→ GIVEN INSTRUCTION
Where does the string "Рождества" appear? Copy every line of the entries below that holds it.

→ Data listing
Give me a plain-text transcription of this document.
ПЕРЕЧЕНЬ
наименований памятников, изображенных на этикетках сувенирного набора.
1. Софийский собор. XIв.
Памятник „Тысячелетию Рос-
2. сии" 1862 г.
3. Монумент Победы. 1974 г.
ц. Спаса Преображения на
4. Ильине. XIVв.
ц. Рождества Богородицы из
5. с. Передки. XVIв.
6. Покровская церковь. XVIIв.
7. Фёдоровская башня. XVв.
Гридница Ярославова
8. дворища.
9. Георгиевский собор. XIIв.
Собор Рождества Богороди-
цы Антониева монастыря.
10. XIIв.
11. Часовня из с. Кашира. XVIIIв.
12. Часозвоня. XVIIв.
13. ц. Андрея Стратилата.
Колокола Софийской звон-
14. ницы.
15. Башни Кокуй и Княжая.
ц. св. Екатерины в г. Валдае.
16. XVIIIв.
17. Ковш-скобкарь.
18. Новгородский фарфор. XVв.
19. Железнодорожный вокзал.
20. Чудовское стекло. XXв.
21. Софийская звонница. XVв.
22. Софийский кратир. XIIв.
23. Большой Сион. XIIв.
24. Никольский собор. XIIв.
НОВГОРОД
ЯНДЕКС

→ TASK ANSWER
ц. Рождества Богородицы из
Собор Рождества Богороди-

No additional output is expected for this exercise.